**Exercise prompt:**
Exactly as written, retype the listing below, omitting the pictures.

**Excerpted data:**
· · ·

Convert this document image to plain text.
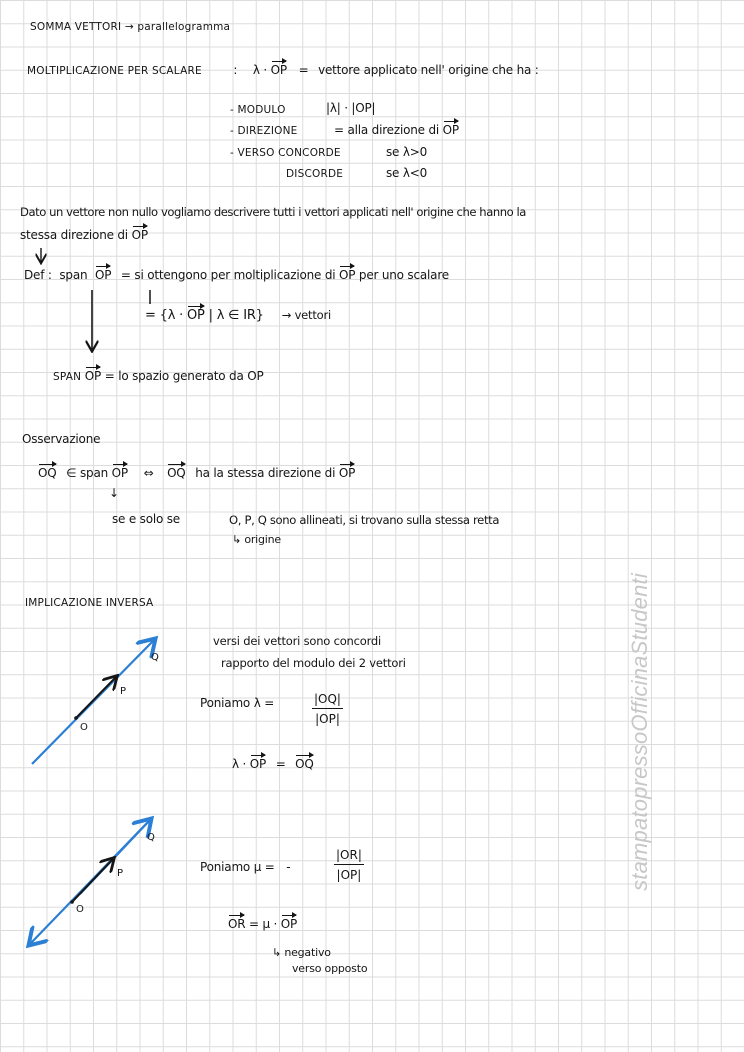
SOMMA VETTORI → parallelogramma
MOLTIPLICAZIONE PER SCALARE	: λ · OP = vettore applicato nell' origine che ha :
- MODULO	|λ| · |OP|
- DIREZIONE	= alla direzione di OP
- VERSO CONCORDE	se λ>0
DISCORDE	se λ<0
Dato un vettore non nullo vogliamo descrivere tutti i vettori applicati nell' origine che hanno la
stessa direzione di OP
Def : span OP = si ottengono per moltiplicazione di OP per uno scalare
= {λ · OP | λ ∈ IR} → vettori
SPAN OP = lo spazio generato da OP
Osservazione
OQ ∈ span OP ⇔ OQ ha la stessa direzione di OP
↓
se e solo se	O, P, Q sono allineati, si trovano sulla stessa retta
↳ origine
IMPLICAZIONE INVERSA
versi dei vettori sono concordi
rapporto del modulo dei 2 vettori
Poniamo λ =	$\frac{|OQ|}{|OP|}$
λ · OP = OQ
Poniamo μ = -	$\frac{|OR|}{|OP|}$
OR = μ · OP
↳ negativo
verso opposto
O
P
Q
O
P
Q	stampatopressoOfficinaStudenti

· · ·

**Answer:**
Convert this document image to plain text.
SOMMA VETTORI → parallelogramma
MOLTIPLICAZIONE PER SCALARE	: λ · OP = vettore applicato nell' origine che ha :
- MODULO	|λ| · |OP|
- DIREZIONE	= alla direzione di OP
- VERSO CONCORDE	se λ>0
DISCORDE	se λ<0
Dato un vettore non nullo vogliamo descrivere tutti i vettori applicati nell' origine che hanno la
stessa direzione di OP
Def : span OP = si ottengono per moltiplicazione di OP per uno scalare
= {λ · OP | λ ∈ IR} → vettori
SPAN OP = lo spazio generato da OP
Osservazione
OQ ∈ span OP ⇔ OQ ha la stessa direzione di OP
↓
se e solo se	O, P, Q sono allineati, si trovano sulla stessa retta
↳ origine
IMPLICAZIONE INVERSA
versi dei vettori sono concordi
rapporto del modulo dei 2 vettori
Poniamo λ =	$\frac{|OQ|}{|OP|}$
λ · OP = OQ
Poniamo μ = -	$\frac{|OR|}{|OP|}$
OR = μ · OP
↳ negativo
verso opposto
O
P
Q
O
P
Q	stampatopressoOfficinaStudenti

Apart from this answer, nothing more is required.